EXERCISE DATA section start
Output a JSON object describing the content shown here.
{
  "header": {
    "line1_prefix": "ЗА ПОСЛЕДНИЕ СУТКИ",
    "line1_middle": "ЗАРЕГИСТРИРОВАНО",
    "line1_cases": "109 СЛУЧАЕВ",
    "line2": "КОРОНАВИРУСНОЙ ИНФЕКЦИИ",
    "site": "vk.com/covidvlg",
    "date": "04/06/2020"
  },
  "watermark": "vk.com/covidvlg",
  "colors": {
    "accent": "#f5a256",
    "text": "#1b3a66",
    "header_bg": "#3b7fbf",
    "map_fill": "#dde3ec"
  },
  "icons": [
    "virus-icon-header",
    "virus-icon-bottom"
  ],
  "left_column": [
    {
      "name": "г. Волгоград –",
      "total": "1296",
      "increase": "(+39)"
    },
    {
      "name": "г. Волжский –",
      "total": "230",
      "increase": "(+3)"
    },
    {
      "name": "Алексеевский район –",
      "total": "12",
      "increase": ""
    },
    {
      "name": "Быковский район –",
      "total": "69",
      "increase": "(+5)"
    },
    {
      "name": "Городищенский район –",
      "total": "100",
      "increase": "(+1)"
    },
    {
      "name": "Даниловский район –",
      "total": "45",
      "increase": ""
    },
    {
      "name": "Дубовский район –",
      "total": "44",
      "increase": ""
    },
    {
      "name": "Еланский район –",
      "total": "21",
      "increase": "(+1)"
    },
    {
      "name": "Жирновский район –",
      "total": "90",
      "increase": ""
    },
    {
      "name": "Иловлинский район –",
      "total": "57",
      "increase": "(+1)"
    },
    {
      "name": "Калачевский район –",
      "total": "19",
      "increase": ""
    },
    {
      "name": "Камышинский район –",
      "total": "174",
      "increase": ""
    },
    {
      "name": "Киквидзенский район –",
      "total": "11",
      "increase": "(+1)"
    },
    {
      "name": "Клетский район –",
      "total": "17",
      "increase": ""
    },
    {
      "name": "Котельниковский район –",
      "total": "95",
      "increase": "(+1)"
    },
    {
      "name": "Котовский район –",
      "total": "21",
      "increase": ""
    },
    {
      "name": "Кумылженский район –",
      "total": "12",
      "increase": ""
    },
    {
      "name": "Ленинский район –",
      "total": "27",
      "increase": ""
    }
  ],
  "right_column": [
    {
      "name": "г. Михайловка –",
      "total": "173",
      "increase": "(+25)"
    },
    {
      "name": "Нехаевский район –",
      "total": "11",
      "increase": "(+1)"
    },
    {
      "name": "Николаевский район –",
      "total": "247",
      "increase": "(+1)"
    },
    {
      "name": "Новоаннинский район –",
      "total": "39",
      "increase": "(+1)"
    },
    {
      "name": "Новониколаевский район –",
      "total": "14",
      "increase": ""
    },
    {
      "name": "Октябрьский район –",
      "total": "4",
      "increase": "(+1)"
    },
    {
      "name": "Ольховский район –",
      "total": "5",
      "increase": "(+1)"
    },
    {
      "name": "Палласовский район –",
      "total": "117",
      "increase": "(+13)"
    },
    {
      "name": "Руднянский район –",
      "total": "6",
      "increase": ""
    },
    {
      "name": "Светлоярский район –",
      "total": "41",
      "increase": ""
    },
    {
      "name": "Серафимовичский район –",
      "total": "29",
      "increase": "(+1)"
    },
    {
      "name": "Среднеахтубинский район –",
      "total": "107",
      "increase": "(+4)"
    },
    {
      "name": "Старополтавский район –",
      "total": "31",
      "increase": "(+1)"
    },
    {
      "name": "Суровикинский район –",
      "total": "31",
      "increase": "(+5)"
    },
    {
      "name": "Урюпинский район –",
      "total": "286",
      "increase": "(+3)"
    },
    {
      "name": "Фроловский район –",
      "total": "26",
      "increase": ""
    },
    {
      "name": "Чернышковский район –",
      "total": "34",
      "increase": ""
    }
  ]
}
EXERCISE DATA section end
Give the material above again, word for word.

Output a JSON object describing the content shown here.
{
  "header": {
    "line1_prefix": "ЗА ПОСЛЕДНИЕ СУТКИ",
    "line1_middle": "ЗАРЕГИСТРИРОВАНО",
    "line1_cases": "109 СЛУЧАЕВ",
    "line2": "КОРОНАВИРУСНОЙ ИНФЕКЦИИ",
    "site": "vk.com/covidvlg",
    "date": "04/06/2020"
  },
  "watermark": "vk.com/covidvlg",
  "colors": {
    "accent": "#f5a256",
    "text": "#1b3a66",
    "header_bg": "#3b7fbf",
    "map_fill": "#dde3ec"
  },
  "icons": [
    "virus-icon-header",
    "virus-icon-bottom"
  ],
  "left_column": [
    {
      "name": "г. Волгоград –",
      "total": "1296",
      "increase": "(+39)"
    },
    {
      "name": "г. Волжский –",
      "total": "230",
      "increase": "(+3)"
    },
    {
      "name": "Алексеевский район –",
      "total": "12",
      "increase": ""
    },
    {
      "name": "Быковский район –",
      "total": "69",
      "increase": "(+5)"
    },
    {
      "name": "Городищенский район –",
      "total": "100",
      "increase": "(+1)"
    },
    {
      "name": "Даниловский район –",
      "total": "45",
      "increase": ""
    },
    {
      "name": "Дубовский район –",
      "total": "44",
      "increase": ""
    },
    {
      "name": "Еланский район –",
      "total": "21",
      "increase": "(+1)"
    },
    {
      "name": "Жирновский район –",
      "total": "90",
      "increase": ""
    },
    {
      "name": "Иловлинский район –",
      "total": "57",
      "increase": "(+1)"
    },
    {
      "name": "Калачевский район –",
      "total": "19",
      "increase": ""
    },
    {
      "name": "Камышинский район –",
      "total": "174",
      "increase": ""
    },
    {
      "name": "Киквидзенский район –",
      "total": "11",
      "increase": "(+1)"
    },
    {
      "name": "Клетский район –",
      "total": "17",
      "increase": ""
    },
    {
      "name": "Котельниковский район –",
      "total": "95",
      "increase": "(+1)"
    },
    {
      "name": "Котовский район –",
      "total": "21",
      "increase": ""
    },
    {
      "name": "Кумылженский район –",
      "total": "12",
      "increase": ""
    },
    {
      "name": "Ленинский район –",
      "total": "27",
      "increase": ""
    }
  ],
  "right_column": [
    {
      "name": "г. Михайловка –",
      "total": "173",
      "increase": "(+25)"
    },
    {
      "name": "Нехаевский район –",
      "total": "11",
      "increase": "(+1)"
    },
    {
      "name": "Николаевский район –",
      "total": "247",
      "increase": "(+1)"
    },
    {
      "name": "Новоаннинский район –",
      "total": "39",
      "increase": "(+1)"
    },
    {
      "name": "Новониколаевский район –",
      "total": "14",
      "increase": ""
    },
    {
      "name": "Октябрьский район –",
      "total": "4",
      "increase": "(+1)"
    },
    {
      "name": "Ольховский район –",
      "total": "5",
      "increase": "(+1)"
    },
    {
      "name": "Палласовский район –",
      "total": "117",
      "increase": "(+13)"
    },
    {
      "name": "Руднянский район –",
      "total": "6",
      "increase": ""
    },
    {
      "name": "Светлоярский район –",
      "total": "41",
      "increase": ""
    },
    {
      "name": "Серафимовичский район –",
      "total": "29",
      "increase": "(+1)"
    },
    {
      "name": "Среднеахтубинский район –",
      "total": "107",
      "increase": "(+4)"
    },
    {
      "name": "Старополтавский район –",
      "total": "31",
      "increase": "(+1)"
    },
    {
      "name": "Суровикинский район –",
      "total": "31",
      "increase": "(+5)"
    },
    {
      "name": "Урюпинский район –",
      "total": "286",
      "increase": "(+3)"
    },
    {
      "name": "Фроловский район –",
      "total": "26",
      "increase": ""
    },
    {
      "name": "Чернышковский район –",
      "total": "34",
      "increase": ""
    }
  ]
}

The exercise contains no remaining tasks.